- _Material for this exercise_
========

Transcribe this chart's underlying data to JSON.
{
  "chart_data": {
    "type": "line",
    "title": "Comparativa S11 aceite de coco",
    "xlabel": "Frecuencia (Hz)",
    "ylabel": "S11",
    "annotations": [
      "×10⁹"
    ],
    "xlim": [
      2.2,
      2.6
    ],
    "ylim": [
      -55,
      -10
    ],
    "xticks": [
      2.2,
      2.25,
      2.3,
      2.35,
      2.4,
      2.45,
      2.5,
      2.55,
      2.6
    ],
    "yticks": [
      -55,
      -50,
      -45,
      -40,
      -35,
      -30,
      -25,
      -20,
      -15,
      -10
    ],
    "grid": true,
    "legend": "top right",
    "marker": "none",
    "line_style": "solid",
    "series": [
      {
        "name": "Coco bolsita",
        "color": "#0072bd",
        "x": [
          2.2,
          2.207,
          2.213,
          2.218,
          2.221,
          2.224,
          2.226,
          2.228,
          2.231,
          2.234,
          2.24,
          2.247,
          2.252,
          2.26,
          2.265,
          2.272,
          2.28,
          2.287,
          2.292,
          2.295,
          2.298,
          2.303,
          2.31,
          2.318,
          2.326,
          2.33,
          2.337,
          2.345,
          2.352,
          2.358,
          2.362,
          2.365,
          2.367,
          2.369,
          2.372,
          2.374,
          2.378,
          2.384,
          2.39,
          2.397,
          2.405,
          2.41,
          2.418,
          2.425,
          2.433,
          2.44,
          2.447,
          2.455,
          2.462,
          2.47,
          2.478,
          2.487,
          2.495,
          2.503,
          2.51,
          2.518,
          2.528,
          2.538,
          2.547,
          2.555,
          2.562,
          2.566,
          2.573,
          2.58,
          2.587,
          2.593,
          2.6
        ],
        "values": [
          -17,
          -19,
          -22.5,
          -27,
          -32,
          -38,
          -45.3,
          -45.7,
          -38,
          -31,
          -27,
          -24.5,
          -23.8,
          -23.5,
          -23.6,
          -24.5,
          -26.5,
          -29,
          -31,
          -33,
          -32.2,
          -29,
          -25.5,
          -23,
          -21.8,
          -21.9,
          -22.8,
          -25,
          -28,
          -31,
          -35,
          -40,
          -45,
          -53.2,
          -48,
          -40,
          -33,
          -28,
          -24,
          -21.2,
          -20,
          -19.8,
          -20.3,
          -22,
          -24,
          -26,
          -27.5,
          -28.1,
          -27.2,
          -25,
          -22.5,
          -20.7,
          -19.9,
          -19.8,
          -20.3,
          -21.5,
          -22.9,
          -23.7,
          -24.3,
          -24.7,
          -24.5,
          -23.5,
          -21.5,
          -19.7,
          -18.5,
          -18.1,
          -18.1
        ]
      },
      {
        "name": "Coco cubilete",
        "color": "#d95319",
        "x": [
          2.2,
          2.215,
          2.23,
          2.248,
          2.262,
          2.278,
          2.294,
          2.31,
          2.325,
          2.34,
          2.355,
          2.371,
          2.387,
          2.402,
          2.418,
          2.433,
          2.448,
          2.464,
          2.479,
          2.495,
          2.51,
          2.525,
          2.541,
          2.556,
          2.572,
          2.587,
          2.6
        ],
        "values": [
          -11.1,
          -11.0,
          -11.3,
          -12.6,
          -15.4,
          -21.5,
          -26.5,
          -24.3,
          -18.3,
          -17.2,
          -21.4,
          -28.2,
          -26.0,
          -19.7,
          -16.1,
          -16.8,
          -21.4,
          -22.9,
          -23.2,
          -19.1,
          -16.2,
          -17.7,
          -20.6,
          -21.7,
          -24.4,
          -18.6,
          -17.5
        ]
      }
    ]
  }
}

========

- _Task to carry out_
Within the records, how many lines include "name"? The answer is the number and nothing else.

- _Final result_
2